§ **WORK TO BE COMPLETED**
Can you recast the stretch from the start of the material through the line containing "layer-option-button-3[interactable]: ⤓ [0,360,15,384]" as a Markdown table, with a row number under "Row" and each line under "Line", leaving out blank lines?

☆ ☆ ☆ ☆ ☆ ☆ ☆

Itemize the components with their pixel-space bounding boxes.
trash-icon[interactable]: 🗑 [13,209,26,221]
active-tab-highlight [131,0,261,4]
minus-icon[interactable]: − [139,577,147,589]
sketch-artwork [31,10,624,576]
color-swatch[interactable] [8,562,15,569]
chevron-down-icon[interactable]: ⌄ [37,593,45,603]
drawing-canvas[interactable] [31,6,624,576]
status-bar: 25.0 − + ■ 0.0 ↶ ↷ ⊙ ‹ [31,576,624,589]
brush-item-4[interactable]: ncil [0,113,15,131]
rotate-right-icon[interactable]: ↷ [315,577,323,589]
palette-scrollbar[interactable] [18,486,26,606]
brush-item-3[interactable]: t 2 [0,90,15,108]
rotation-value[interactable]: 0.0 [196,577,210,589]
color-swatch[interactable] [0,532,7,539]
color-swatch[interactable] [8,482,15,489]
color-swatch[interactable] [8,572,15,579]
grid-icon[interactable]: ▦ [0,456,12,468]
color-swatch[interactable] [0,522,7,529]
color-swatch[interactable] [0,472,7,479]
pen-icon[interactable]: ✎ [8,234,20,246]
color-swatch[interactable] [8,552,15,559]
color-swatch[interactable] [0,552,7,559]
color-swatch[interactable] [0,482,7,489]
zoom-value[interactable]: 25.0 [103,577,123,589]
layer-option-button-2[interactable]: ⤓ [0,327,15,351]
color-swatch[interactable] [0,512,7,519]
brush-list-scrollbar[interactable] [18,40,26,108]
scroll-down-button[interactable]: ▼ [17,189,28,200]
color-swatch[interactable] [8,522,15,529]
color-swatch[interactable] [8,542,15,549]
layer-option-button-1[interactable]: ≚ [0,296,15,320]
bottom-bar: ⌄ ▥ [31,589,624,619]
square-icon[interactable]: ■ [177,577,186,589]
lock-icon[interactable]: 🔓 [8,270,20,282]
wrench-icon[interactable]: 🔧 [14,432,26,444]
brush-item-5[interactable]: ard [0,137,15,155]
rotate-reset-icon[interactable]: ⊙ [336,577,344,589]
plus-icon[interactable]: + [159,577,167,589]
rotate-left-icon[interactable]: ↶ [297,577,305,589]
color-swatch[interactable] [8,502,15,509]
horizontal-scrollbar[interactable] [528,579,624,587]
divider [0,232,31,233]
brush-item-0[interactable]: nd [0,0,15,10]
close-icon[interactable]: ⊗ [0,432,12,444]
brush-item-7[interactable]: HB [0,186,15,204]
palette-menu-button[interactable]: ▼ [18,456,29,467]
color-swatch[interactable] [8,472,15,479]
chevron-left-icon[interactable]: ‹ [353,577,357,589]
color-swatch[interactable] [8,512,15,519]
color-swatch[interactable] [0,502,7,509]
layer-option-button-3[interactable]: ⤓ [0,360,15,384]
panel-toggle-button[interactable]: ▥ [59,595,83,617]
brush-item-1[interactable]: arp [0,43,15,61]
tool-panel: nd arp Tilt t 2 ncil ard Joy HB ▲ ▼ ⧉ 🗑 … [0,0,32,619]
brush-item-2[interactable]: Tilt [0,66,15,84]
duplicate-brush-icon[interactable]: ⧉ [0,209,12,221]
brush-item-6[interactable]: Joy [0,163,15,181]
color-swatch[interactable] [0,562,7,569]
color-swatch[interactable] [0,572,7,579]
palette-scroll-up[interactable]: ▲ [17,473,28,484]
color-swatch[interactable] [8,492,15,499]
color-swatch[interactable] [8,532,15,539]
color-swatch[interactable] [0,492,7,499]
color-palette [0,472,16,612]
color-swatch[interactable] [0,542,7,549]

☆ ☆ ☆ ☆ ☆ ☆ ☆

§ **RESULT OF THE EXERCISE**
| Row | Line |
|---|---|
| 1 | Itemize the components with their pixel-space bounding boxes. |
| 2 | trash-icon[interactable]: 🗑 [13,209,26,221] |
| 3 | active-tab-highlight [131,0,261,4] |
| 4 | minus-icon[interactable]: − [139,577,147,589] |
| 5 | sketch-artwork [31,10,624,576] |
| 6 | color-swatch[interactable] [8,562,15,569] |
| 7 | chevron-down-icon[interactable]: ⌄ [37,593,45,603] |
| 8 | drawing-canvas[interactable] [31,6,624,576] |
| 9 | status-bar: 25.0 − + ■ 0.0 ↶ ↷ ⊙ ‹ [31,576,624,589] |
| 10 | brush-item-4[interactable]: ncil [0,113,15,131] |
| 11 | rotate-right-icon[interactable]: ↷ [315,577,323,589] |
| 12 | palette-scrollbar[interactable] [18,486,26,606] |
| 13 | brush-item-3[interactable]: t 2 [0,90,15,108] |
| 14 | rotation-value[interactable]: 0.0 [196,577,210,589] |
| 15 | color-swatch[interactable] [0,532,7,539] |
| 16 | color-swatch[interactable] [8,482,15,489] |
| 17 | color-swatch[interactable] [8,572,15,579] |
| 18 | grid-icon[interactable]: ▦ [0,456,12,468] |
| 19 | color-swatch[interactable] [0,522,7,529] |
| 20 | color-swatch[interactable] [0,472,7,479] |
| 21 | pen-icon[interactable]: ✎ [8,234,20,246] |
| 22 | color-swatch[interactable] [8,552,15,559] |
| 23 | color-swatch[interactable] [0,552,7,559] |
| 24 | color-swatch[interactable] [0,482,7,489] |
| 25 | zoom-value[interactable]: 25.0 [103,577,123,589] |
| 26 | layer-option-button-2[interactable]: ⤓ [0,327,15,351] |
| 27 | color-swatch[interactable] [0,512,7,519] |
| 28 | brush-list-scrollbar[interactable] [18,40,26,108] |
| 29 | scroll-down-button[interactable]: ▼ [17,189,28,200] |
| 30 | color-swatch[interactable] [8,522,15,529] |
| 31 | color-swatch[interactable] [8,542,15,549] |
| 32 | layer-option-button-1[interactable]: ≚ [0,296,15,320] |
| 33 | bottom-bar: ⌄ ▥ [31,589,624,619] |
| 34 | square-icon[interactable]: ■ [177,577,186,589] |
| 35 | lock-icon[interactable]: 🔓 [8,270,20,282] |
| 36 | wrench-icon[interactable]: 🔧 [14,432,26,444] |
| 37 | brush-item-5[interactable]: ard [0,137,15,155] |
| 38 | rotate-reset-icon[interactable]: ⊙ [336,577,344,589] |
| 39 | plus-icon[interactable]: + [159,577,167,589] |
| 40 | rotate-left-icon[interactable]: ↶ [297,577,305,589] |
| 41 | color-swatch[interactable] [8,502,15,509] |
| 42 | horizontal-scrollbar[interactable] [528,579,624,587] |
| 43 | divider [0,232,31,233] |
| 44 | brush-item-0[interactable]: nd [0,0,15,10] |
| 45 | close-icon[interactable]: ⊗ [0,432,12,444] |
| 46 | brush-item-7[interactable]: HB [0,186,15,204] |
| 47 | palette-menu-button[interactable]: ▼ [18,456,29,467] |
| 48 | color-swatch[interactable] [8,472,15,479] |
| 49 | chevron-left-icon[interactable]: ‹ [353,577,357,589] |
| 50 | color-swatch[interactable] [8,512,15,519] |
| 51 | color-swatch[interactable] [0,502,7,509] |
| 52 | layer-option-button-3[interactable]: ⤓ [0,360,15,384] |